Exercise details »
Filter the entries, keeping every line with the word "JSON".

— begin —

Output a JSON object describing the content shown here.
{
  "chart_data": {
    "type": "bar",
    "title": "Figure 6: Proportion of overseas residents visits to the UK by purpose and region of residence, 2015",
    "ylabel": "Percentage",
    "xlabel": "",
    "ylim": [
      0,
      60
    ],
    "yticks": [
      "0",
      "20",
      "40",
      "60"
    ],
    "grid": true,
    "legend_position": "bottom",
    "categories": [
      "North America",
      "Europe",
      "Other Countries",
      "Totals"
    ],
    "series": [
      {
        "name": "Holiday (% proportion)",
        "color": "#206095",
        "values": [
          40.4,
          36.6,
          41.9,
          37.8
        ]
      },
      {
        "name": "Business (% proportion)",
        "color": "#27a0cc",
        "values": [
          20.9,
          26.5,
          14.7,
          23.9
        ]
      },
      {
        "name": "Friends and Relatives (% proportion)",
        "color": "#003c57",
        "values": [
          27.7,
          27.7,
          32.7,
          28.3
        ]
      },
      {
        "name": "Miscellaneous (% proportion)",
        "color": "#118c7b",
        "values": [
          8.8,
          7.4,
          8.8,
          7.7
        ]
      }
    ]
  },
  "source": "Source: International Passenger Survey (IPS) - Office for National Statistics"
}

— end —
— begin —

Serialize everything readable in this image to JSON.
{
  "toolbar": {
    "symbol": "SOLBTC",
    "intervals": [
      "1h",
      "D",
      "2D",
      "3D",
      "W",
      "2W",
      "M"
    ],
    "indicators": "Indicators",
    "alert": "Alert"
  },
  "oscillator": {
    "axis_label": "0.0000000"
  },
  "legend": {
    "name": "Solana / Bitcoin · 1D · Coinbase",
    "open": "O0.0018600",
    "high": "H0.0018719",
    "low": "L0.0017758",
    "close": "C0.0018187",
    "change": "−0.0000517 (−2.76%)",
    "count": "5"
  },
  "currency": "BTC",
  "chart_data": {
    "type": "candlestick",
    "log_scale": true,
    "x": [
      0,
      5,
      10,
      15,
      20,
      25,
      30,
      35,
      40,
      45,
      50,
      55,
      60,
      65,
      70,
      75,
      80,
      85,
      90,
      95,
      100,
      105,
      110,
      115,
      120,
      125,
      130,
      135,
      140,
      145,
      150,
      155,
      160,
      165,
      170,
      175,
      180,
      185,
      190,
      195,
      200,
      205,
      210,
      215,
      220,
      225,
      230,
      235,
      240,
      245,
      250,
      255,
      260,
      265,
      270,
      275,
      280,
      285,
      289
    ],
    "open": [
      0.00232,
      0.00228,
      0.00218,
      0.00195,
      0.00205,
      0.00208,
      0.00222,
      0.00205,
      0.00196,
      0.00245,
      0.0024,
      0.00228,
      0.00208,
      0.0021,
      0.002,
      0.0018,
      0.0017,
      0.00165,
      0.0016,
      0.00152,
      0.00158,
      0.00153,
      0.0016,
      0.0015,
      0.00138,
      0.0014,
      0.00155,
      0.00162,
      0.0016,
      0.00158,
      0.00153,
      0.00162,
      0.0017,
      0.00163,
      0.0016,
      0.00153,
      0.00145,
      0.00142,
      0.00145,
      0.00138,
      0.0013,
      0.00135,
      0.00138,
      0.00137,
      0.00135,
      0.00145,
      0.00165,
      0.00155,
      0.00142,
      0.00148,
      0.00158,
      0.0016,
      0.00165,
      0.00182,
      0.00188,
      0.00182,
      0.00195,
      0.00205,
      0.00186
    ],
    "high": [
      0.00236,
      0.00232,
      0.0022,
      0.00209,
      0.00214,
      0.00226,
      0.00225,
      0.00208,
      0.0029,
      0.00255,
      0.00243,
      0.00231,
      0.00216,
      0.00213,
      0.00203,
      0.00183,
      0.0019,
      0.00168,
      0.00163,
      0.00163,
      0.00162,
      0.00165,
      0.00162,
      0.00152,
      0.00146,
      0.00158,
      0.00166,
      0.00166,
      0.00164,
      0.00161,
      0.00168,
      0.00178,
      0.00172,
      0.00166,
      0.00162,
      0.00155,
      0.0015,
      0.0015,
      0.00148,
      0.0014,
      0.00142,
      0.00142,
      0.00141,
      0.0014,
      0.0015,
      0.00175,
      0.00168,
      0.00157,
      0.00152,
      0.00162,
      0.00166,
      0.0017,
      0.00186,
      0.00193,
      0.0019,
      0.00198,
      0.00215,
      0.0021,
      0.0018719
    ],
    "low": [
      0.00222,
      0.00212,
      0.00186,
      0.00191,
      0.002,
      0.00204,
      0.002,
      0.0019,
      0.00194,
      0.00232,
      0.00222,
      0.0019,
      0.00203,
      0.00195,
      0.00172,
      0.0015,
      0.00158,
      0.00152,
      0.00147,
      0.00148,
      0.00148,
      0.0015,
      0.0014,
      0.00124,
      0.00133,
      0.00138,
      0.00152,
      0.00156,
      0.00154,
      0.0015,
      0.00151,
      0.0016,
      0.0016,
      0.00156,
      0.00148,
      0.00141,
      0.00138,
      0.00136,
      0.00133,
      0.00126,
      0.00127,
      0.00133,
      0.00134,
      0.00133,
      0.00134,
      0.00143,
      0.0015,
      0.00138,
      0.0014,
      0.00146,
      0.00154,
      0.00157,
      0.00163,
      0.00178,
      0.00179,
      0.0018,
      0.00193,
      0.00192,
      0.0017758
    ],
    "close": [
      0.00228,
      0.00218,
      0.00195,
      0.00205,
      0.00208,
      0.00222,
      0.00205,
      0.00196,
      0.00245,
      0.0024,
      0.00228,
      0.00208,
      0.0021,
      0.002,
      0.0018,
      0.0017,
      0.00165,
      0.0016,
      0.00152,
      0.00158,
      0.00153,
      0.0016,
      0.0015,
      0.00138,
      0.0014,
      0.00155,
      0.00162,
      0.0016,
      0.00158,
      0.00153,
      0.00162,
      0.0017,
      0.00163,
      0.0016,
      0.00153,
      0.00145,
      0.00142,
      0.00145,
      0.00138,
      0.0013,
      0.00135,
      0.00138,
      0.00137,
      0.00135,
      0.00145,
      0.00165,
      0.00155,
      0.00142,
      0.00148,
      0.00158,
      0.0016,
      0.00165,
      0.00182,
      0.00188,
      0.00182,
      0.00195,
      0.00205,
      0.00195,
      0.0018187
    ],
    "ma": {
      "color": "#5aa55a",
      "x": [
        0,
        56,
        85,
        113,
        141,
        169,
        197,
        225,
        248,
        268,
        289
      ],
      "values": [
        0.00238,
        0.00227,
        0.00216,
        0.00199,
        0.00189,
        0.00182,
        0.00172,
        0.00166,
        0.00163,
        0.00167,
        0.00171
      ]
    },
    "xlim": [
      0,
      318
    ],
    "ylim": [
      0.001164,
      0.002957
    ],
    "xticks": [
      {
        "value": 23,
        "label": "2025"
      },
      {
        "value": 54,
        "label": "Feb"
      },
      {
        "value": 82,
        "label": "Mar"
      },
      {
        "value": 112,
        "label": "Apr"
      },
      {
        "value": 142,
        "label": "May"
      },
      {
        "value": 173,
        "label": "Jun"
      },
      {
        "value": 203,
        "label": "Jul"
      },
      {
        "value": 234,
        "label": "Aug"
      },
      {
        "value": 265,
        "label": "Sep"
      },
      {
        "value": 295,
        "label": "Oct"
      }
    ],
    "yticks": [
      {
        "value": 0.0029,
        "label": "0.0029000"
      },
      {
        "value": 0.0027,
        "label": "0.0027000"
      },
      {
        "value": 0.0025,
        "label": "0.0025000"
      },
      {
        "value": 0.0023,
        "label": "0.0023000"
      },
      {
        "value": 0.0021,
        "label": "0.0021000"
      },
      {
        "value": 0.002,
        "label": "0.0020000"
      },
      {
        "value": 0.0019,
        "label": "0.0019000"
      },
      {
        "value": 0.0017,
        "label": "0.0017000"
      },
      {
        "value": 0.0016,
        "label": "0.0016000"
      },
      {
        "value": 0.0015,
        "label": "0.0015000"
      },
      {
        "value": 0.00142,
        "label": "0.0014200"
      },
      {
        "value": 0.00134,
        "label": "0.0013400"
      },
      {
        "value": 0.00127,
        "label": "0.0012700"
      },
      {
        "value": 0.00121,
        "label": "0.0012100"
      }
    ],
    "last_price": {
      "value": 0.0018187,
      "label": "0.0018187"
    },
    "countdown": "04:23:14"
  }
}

— end —

Response »
Output a JSON object describing the content shown here.
Serialize everything readable in this image to JSON.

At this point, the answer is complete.